_Given instruction:_ Each record below is to be copied word for word, with pictures removed.

------------------------------------------------------------------------

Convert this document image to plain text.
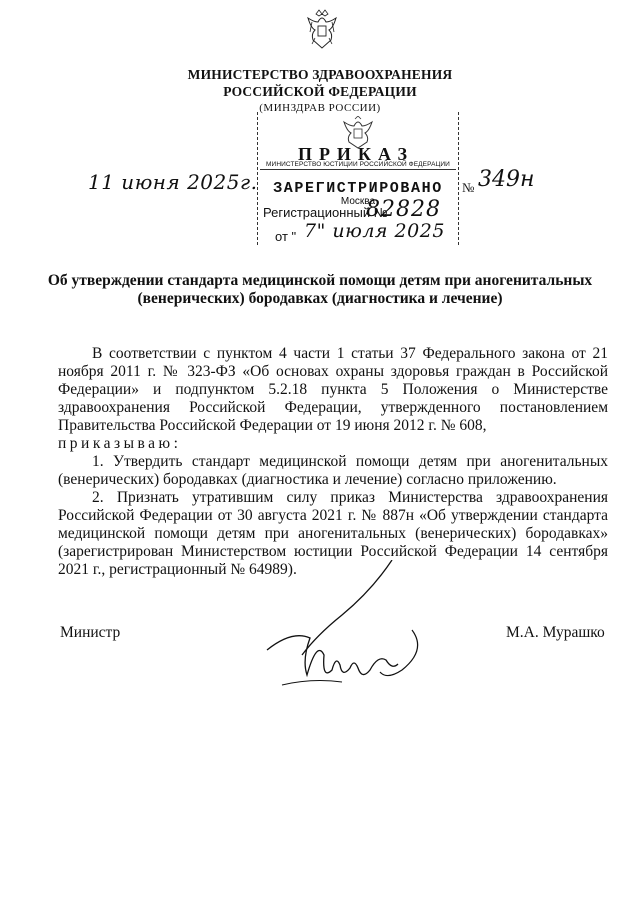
МИНИСТЕРСТВО ЗДРАВООХРАНЕНИЯ
РОССИЙСКОЙ ФЕДЕРАЦИИ
(МИНЗДРАВ РОССИИ)
ПРИКАЗ
МИНИСТЕРСТВО ЮСТИЦИИ РОССИЙСКОЙ ФЕДЕРАЦИИ
ЗАРЕГИСТРИРОВАНО
Москва
Регистрационный №
82828
от " 7" июля 2025
11 июня 2025г.	№ 349н
Об утверждении стандарта медицинской помощи детям при аногенитальных
(венерических) бородавках (диагностика и лечение)

В соответствии с пунктом 4 части 1 статьи 37 Федерального закона от 21 ноября 2011 г. № 323-ФЗ «Об основах охраны здоровья граждан в Российской Федерации» и подпунктом 5.2.18 пункта 5 Положения о Министерстве здравоохранения Российской Федерации, утвержденного постановлением Правительства Российской Федерации от 19 июня 2012 г. № 608,

приказываю:

1. Утвердить стандарт медицинской помощи детям при аногенитальных (венерических) бородавках (диагностика и лечение) согласно приложению.

2. Признать утратившим силу приказ Министерства здравоохранения Российской Федерации от 30 августа 2021 г. № 887н «Об утверждении стандарта медицинской помощи детям при аногенитальных (венерических) бородавках» (зарегистрирован Министерством юстиции Российской Федерации 14 сентября 2021 г., регистрационный № 64989).

Министр	М.А. Мурашко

------------------------------------------------------------------------

_Written solution:_
Convert this document image to plain text.
МИНИСТЕРСТВО ЗДРАВООХРАНЕНИЯ
РОССИЙСКОЙ ФЕДЕРАЦИИ
(МИНЗДРАВ РОССИИ)
ПРИКАЗ
МИНИСТЕРСТВО ЮСТИЦИИ РОССИЙСКОЙ ФЕДЕРАЦИИ
ЗАРЕГИСТРИРОВАНО
Москва
Регистрационный №
82828
от " 7" июля 2025
11 июня 2025г.	№ 349н
Об утверждении стандарта медицинской помощи детям при аногенитальных
(венерических) бородавках (диагностика и лечение)

В соответствии с пунктом 4 части 1 статьи 37 Федерального закона от 21 ноября 2011 г. № 323-ФЗ «Об основах охраны здоровья граждан в Российской Федерации» и подпунктом 5.2.18 пункта 5 Положения о Министерстве здравоохранения Российской Федерации, утвержденного постановлением Правительства Российской Федерации от 19 июня 2012 г. № 608,

приказываю:

1. Утвердить стандарт медицинской помощи детям при аногенитальных (венерических) бородавках (диагностика и лечение) согласно приложению.

2. Признать утратившим силу приказ Министерства здравоохранения Российской Федерации от 30 августа 2021 г. № 887н «Об утверждении стандарта медицинской помощи детям при аногенитальных (венерических) бородавках» (зарегистрирован Министерством юстиции Российской Федерации 14 сентября 2021 г., регистрационный № 64989).

Министр	М.А. Мурашко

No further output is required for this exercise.